— IHRE AUFGABEN —
a) Übertragen Sie aus dem Interviewauszug zur KI-Sicherheit die Passage wortgetreu, beginnend bei „Ich denke, derzeit“ und endend bei „die Risiken nachzudenken?“.
b) Führen Sie den Interviewauszug zur KI-Sicherheit im Anschluss an seinen letzten Satz weiter.

— TEXTAUSZUG —
++++++++++

Fabian: Die rasante Verbreitung von KI-Technologien führt dazu, dass sich ganz neue Angriffsflächen eröffnen. Sei es die Manipulation von Sprachmodellen oder auch der Versuch, dort Hintertüren einzubringen. Es gibt viele böse Dinge, die man Maschinenlernsystemen antun kann, und ich gehe davon aus, dass das in der Zukunft auch tatsächlich von Angreifern genutzt werden wird. Nicht dass sich diese dann ganz auf Maschinenlernen konzentrieren, aber neben klassischen Angriffstechniken werden sie halt künftig auch passende Werkzeuge für diese Dinge in ihrer Toolbox haben.

Ich denke, derzeit sind die Verteidiger hier noch im Vorteil, einfach weil all die KI-Sachen – vor allem generative KI und Maschinenlernen – noch superneu sind. Die Angreifer werden also etwas Zeit brauchen, diese Fähigkeiten aufzubauen, was uns die Zeit gibt, jetzt schon Probleme zu finden und diese zu adressieren, bevor sie aktiv angegriffen werden.

EP003: Red Team | HACKING GOOGLE
Google

STANDARD: Ist das auch ein neues Supply-Chain-Problem, also Gefahren durch die Integration von Drittkomponenten, wie wir sie in den vergangenen Jahren immer stärker gesehen haben? Einfach weil viele Firmen jetzt schnell sehr mächtige KI-Modelle in ihre Software integrieren, ohne groß über die Risiken nachzudenken?

++++++++++

— BEREITGESTELLTES MATERIAL —
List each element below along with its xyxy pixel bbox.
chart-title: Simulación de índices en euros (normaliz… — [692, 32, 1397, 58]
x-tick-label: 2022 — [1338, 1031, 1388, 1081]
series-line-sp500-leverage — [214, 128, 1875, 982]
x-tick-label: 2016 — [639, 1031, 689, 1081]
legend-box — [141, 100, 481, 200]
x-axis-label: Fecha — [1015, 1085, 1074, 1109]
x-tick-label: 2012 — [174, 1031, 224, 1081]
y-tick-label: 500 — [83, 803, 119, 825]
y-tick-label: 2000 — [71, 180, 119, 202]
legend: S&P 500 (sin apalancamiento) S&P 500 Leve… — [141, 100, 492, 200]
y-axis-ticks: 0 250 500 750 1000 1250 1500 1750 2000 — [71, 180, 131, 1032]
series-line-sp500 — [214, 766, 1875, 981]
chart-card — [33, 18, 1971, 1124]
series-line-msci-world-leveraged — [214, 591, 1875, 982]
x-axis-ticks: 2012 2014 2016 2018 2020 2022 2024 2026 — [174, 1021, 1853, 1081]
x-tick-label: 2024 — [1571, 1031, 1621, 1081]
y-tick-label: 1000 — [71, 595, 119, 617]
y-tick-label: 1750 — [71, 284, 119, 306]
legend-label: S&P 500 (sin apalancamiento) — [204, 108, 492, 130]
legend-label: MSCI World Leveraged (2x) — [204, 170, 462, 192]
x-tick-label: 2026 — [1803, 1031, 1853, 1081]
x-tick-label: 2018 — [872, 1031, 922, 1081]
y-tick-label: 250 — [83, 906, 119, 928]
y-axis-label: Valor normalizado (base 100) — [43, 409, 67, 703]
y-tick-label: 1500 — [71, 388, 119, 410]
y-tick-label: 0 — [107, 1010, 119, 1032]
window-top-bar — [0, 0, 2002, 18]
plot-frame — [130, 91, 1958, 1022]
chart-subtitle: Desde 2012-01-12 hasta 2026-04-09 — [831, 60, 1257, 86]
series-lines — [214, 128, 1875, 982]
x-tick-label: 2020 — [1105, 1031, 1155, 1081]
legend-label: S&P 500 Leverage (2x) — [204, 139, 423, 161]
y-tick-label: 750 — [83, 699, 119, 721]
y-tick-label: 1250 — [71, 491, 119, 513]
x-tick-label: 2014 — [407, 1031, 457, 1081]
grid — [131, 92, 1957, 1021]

++++++++++

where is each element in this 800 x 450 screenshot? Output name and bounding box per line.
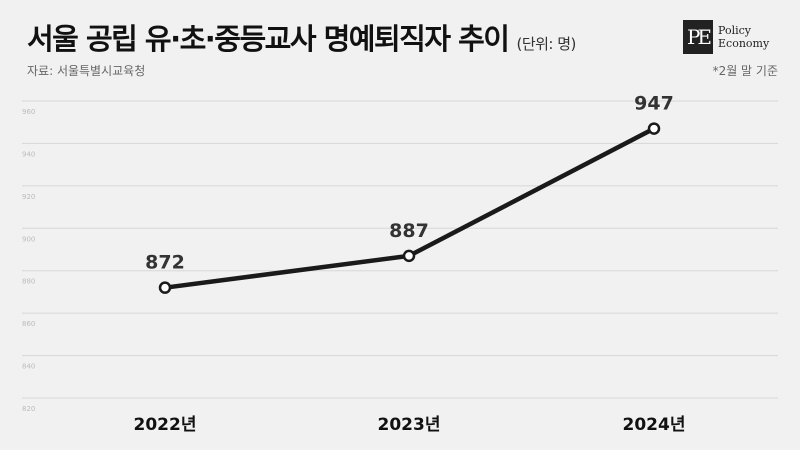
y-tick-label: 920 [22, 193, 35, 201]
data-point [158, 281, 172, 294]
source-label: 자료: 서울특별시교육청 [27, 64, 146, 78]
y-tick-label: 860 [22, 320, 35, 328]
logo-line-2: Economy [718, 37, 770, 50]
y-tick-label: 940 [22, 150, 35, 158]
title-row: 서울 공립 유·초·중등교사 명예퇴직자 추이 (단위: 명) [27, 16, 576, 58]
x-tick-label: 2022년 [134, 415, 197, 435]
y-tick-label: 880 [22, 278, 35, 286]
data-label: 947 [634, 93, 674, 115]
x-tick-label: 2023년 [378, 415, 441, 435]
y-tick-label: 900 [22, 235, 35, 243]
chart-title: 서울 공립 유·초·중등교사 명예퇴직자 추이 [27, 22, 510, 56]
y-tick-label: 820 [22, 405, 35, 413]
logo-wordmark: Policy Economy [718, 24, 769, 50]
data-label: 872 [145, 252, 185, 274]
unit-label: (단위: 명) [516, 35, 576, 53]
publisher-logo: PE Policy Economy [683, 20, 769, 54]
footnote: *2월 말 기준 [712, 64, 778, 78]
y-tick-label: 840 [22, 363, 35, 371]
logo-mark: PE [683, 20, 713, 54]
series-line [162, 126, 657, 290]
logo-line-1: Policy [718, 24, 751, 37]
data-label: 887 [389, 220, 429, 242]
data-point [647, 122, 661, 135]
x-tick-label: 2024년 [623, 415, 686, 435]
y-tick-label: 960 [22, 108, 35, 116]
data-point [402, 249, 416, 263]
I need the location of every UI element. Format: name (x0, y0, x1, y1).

++++++++++

— LÖSUNGEN —
a)
Ich denke, derzeit sind die Verteidiger hier noch im Vorteil, einfach weil all die KI-Sachen – vor allem generative KI und Maschinenlernen – noch superneu sind. Die Angreifer werden also etwas Zeit brauchen, diese Fähigkeiten aufzubauen, was uns die Zeit gibt, jetzt schon Probleme zu finden und diese zu adressieren, bevor sie aktiv angegriffen werden.

EP003: Red Team | HACKING GOOGLE
Google

STANDARD: Ist das auch ein neues Supply-Chain-Problem, also Gefahren durch die Integration von Drittkomponenten, wie wir sie in den vergangenen Jahren immer stärker gesehen haben? Einfach weil viele Firmen jetzt schnell sehr mächtige KI-Modelle in ihre Software integrieren, ohne groß über die Risiken nachzudenken?

b)
Fabian: Das ist definitiv eines der größeren Probleme in diesem Bereich. Aus irgendeinem Grund gehen die Leute davon aus, dass KI-Modelle Daten sind, aber das ist falsch. In Wirklichkeit ist das aber Code. Wenn sich Leute bösartige Modelle herunterladen und betreiben, dann hat das Auswirkungen, die sich nicht von klassischer Schadsoftware unterscheiden lassen. Gerade KI-Forscher agieren, was das anbelangt, bisher sehr offen. Es ist gängige Praxis, einfach Modelle aus dem Netz herunterzuladen, um sie auszuprobieren.

Insofern ist das ein Bereich, in den wir investieren müssen, um sicherzustellen, dass wir eine durchgängige Nachweisbarkeit von Modellen haben. Um garantieren zu können, dass sie nicht manipuliert wurden. Da geht es dann aber nicht nur um Supply-Chain-Fragen, sondern auch um Dinge wie das "Vergiften" von Modellen. Wir müssen also dahin kommen, dass eindeutig nachweisbar ist, anhand welcher Trainingsdaten ein Modell trainiert wurde und wie dann Finetuning betrieben wurde. Um dann all diese Dinge mit kryptografischen Signaturen abzusichern, damit man sicher sein kann, dass das Modell nicht manipuliert wurde.

STANDARD: Bietet KI Angreifern auch jenseits dieser großen Ebene noch neue Möglichkeiten?

Fabian: Phishing ist sicher das große Thema hier. KI erlaubt es, betrügerische Nachrichten sehr viel besser, sehr viel professioneller wirkend zu gestalten. Wir wissen, wie schlecht bisher zum Teil Phishing-Attacken waren, wo etwa klar war, dass die Angreifer die Sprache nicht sprechen. Das geht mit KI natürlich sehr günstig, sehr viel besser. Das ist natürlich etwas, was wir als Red Team selbst ausprobieren können, um dann hoffentlich Wege zu finden, solche Attacken besser zu identifizieren und die Nutzer davor zu schützen.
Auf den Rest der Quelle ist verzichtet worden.